_Requirements_: Locate every line in the records below that holds the word "Anna" and return each one.

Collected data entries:
....
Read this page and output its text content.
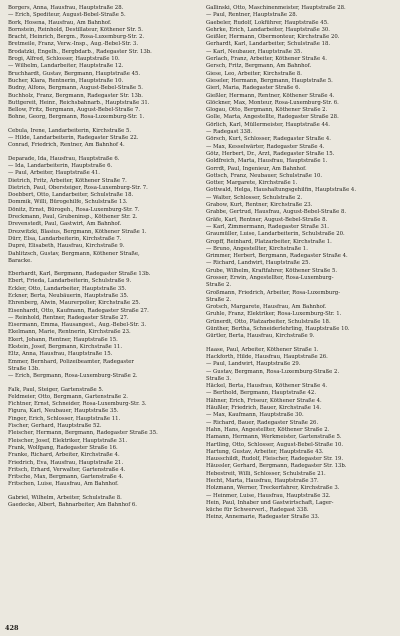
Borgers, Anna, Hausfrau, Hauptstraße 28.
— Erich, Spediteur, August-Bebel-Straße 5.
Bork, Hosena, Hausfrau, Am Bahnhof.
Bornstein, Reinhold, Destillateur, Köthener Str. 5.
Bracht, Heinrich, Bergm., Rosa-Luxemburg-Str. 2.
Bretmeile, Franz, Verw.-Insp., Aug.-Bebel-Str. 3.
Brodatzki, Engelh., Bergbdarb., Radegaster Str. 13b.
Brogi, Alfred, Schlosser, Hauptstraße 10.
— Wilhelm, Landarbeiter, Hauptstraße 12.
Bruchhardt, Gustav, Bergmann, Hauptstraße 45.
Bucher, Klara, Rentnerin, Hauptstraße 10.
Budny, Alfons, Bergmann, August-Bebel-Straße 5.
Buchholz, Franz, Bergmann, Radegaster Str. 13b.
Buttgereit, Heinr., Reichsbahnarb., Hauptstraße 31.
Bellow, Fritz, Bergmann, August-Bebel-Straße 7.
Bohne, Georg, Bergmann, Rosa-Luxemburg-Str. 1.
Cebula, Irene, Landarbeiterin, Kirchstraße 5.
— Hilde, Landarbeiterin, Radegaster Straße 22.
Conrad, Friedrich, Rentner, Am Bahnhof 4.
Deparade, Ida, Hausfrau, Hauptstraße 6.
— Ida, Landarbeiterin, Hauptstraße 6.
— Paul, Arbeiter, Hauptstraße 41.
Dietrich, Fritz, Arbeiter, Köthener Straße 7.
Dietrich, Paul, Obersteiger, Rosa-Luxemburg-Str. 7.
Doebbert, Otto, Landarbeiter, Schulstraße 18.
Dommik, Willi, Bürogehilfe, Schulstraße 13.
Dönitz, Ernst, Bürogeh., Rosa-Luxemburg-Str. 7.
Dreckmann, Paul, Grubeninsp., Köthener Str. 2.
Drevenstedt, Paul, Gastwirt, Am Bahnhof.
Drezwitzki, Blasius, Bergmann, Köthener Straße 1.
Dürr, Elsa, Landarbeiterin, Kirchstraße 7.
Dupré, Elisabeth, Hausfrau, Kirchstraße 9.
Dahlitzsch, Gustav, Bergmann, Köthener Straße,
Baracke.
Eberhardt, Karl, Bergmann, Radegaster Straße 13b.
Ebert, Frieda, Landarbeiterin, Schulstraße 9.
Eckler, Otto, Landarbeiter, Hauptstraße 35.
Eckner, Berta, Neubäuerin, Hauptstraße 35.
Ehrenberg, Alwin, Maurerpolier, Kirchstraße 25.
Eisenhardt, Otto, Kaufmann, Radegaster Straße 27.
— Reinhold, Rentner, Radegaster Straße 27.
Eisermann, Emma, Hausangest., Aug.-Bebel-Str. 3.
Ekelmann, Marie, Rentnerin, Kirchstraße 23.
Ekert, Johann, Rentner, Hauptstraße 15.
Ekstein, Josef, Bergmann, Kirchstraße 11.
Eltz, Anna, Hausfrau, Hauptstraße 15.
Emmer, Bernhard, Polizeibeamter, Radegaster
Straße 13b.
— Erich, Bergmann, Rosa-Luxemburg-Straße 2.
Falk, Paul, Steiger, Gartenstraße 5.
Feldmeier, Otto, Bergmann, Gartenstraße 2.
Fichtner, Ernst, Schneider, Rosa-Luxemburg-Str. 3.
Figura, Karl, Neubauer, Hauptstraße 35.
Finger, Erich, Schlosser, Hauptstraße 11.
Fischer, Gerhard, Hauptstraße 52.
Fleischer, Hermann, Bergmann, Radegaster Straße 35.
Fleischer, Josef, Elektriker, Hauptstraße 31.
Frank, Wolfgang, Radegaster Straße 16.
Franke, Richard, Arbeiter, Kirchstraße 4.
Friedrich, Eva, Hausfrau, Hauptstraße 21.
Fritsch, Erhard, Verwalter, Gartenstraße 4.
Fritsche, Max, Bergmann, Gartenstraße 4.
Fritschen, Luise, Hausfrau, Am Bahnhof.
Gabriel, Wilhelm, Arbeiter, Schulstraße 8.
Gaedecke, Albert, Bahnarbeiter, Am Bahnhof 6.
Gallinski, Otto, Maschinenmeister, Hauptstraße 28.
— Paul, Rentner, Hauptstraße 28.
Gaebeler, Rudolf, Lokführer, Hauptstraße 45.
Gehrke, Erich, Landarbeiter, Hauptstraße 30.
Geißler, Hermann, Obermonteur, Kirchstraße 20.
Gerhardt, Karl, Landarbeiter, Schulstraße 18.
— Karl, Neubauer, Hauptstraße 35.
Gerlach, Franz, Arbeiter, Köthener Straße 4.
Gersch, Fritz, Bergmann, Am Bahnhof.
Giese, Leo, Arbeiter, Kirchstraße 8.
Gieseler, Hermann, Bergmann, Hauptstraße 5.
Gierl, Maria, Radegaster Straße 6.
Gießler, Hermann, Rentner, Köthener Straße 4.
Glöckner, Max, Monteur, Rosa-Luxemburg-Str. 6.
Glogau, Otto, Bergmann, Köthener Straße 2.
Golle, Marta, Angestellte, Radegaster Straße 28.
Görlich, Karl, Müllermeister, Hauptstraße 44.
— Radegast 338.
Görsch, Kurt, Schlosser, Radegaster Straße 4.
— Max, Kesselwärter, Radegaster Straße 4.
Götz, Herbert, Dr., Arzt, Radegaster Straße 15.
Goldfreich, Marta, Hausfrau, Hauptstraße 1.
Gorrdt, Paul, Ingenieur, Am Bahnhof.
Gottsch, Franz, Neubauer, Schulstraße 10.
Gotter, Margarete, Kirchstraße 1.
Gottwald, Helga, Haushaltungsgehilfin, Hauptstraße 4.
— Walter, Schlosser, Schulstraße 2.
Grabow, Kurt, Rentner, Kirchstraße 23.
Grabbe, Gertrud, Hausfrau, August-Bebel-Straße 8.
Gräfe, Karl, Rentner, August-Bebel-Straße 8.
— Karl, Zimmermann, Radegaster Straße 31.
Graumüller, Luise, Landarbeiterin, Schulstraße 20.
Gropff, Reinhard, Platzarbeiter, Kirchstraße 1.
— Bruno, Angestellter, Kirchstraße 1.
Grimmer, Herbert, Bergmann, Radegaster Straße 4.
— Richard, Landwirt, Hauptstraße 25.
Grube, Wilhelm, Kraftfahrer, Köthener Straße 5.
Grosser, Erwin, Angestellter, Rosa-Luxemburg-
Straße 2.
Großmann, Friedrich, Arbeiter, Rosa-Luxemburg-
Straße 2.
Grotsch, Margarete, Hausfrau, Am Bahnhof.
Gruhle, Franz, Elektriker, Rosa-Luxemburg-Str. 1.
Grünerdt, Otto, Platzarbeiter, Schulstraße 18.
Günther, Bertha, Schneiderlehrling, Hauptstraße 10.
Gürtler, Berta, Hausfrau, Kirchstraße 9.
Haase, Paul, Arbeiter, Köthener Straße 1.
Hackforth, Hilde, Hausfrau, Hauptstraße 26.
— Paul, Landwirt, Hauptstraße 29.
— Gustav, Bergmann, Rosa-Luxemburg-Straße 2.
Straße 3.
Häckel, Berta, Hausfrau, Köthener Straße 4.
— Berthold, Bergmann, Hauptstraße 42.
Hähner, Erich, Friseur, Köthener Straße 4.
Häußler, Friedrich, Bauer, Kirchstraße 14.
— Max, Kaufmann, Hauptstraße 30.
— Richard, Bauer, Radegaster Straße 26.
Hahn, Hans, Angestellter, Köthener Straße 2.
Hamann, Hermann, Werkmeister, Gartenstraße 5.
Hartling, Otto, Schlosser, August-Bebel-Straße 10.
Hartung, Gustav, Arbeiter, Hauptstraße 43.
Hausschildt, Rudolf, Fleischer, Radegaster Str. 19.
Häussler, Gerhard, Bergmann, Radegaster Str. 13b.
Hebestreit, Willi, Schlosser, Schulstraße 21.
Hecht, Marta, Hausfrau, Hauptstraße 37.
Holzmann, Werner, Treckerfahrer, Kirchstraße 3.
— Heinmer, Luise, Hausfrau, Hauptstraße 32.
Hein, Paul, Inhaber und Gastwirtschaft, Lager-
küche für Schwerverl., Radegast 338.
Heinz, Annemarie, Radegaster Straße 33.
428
....
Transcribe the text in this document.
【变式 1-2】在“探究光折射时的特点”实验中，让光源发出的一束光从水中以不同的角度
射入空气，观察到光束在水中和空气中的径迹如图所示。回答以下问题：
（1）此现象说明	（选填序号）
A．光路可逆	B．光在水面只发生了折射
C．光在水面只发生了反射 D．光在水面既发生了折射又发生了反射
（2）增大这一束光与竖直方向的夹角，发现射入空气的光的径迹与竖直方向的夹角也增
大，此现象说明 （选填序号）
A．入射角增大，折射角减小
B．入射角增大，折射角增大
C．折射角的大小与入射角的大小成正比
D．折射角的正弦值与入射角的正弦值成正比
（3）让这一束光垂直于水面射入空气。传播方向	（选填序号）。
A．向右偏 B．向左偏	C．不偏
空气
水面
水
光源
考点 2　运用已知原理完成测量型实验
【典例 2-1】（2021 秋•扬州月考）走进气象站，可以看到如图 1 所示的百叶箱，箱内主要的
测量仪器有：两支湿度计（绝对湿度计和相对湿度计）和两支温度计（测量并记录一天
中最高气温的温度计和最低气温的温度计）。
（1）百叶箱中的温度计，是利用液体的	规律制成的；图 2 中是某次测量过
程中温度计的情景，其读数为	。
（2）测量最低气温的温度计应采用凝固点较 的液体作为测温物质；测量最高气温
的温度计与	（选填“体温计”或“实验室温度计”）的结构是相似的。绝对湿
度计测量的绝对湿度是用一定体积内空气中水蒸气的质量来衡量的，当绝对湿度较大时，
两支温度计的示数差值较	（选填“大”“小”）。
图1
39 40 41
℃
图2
....
_Solution_:
Borgers, Anna, Hausfrau, Hauptstraße 28.
Eltz, Anna, Hausfrau, Hauptstraße 15.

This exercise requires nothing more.